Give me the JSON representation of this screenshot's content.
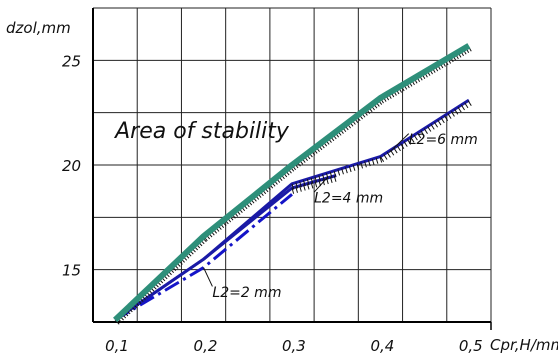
{
  "chart_data": {
    "type": "line",
    "title": "",
    "xlabel": "Cpr,H/mm",
    "ylabel": "dzol,mm",
    "xlim": [
      0.075,
      0.525
    ],
    "ylim": [
      12.5,
      27.5
    ],
    "x_ticks": [
      0.1,
      0.2,
      0.3,
      0.4,
      0.5
    ],
    "x_tick_labels": [
      "0,1",
      "0,2",
      "0,3",
      "0,4",
      "0,5"
    ],
    "y_ticks": [
      15,
      20,
      25
    ],
    "y_tick_labels": [
      "15",
      "20",
      "25"
    ],
    "grid": true,
    "series": [
      {
        "name": "L2=2 mm",
        "color": "#1414c8",
        "style": "dash-dot",
        "x": [
          0.1,
          0.2,
          0.3
        ],
        "y": [
          12.6,
          15.1,
          18.6
        ]
      },
      {
        "name": "L2=4 mm",
        "color": "#1a1aa6",
        "style": "solid-hatched",
        "x": [
          0.1,
          0.2,
          0.3,
          0.35
        ],
        "y": [
          12.6,
          15.5,
          18.9,
          19.5
        ]
      },
      {
        "name": "L2=6 mm",
        "color": "#1a1aa6",
        "style": "solid-hatched",
        "x": [
          0.1,
          0.2,
          0.3,
          0.4,
          0.5
        ],
        "y": [
          12.6,
          15.5,
          19.1,
          20.4,
          23.1
        ]
      },
      {
        "name": "",
        "color": "#2e8f7a",
        "style": "thick-boundary",
        "x": [
          0.1,
          0.2,
          0.3,
          0.4,
          0.5
        ],
        "y": [
          12.6,
          16.6,
          20.0,
          23.2,
          25.7
        ]
      }
    ],
    "annotations": [
      {
        "text": "Area of stability",
        "at_x": 0.1,
        "at_y": 21.3
      },
      {
        "text": "L2=2 mm",
        "at_x": 0.21,
        "at_y": 13.7
      },
      {
        "text": "L2=4 mm",
        "at_x": 0.325,
        "at_y": 18.2
      },
      {
        "text": "L2=6 mm",
        "at_x": 0.432,
        "at_y": 21.0
      }
    ]
  }
}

====

● Task details: Retype all of the entries exactly as written, leaving out any images.

● Response below:
Give me the JSON representation of this screenshot's content.
{
  "chart_data": {
    "type": "line",
    "title": "",
    "xlabel": "Cpr,H/mm",
    "ylabel": "dzol,mm",
    "xlim": [
      0.075,
      0.525
    ],
    "ylim": [
      12.5,
      27.5
    ],
    "x_ticks": [
      0.1,
      0.2,
      0.3,
      0.4,
      0.5
    ],
    "x_tick_labels": [
      "0,1",
      "0,2",
      "0,3",
      "0,4",
      "0,5"
    ],
    "y_ticks": [
      15,
      20,
      25
    ],
    "y_tick_labels": [
      "15",
      "20",
      "25"
    ],
    "grid": true,
    "series": [
      {
        "name": "L2=2 mm",
        "color": "#1414c8",
        "style": "dash-dot",
        "x": [
          0.1,
          0.2,
          0.3
        ],
        "y": [
          12.6,
          15.1,
          18.6
        ]
      },
      {
        "name": "L2=4 mm",
        "color": "#1a1aa6",
        "style": "solid-hatched",
        "x": [
          0.1,
          0.2,
          0.3,
          0.35
        ],
        "y": [
          12.6,
          15.5,
          18.9,
          19.5
        ]
      },
      {
        "name": "L2=6 mm",
        "color": "#1a1aa6",
        "style": "solid-hatched",
        "x": [
          0.1,
          0.2,
          0.3,
          0.4,
          0.5
        ],
        "y": [
          12.6,
          15.5,
          19.1,
          20.4,
          23.1
        ]
      },
      {
        "name": "",
        "color": "#2e8f7a",
        "style": "thick-boundary",
        "x": [
          0.1,
          0.2,
          0.3,
          0.4,
          0.5
        ],
        "y": [
          12.6,
          16.6,
          20.0,
          23.2,
          25.7
        ]
      }
    ],
    "annotations": [
      {
        "text": "Area of stability",
        "at_x": 0.1,
        "at_y": 21.3
      },
      {
        "text": "L2=2 mm",
        "at_x": 0.21,
        "at_y": 13.7
      },
      {
        "text": "L2=4 mm",
        "at_x": 0.325,
        "at_y": 18.2
      },
      {
        "text": "L2=6 mm",
        "at_x": 0.432,
        "at_y": 21.0
      }
    ]
  }
}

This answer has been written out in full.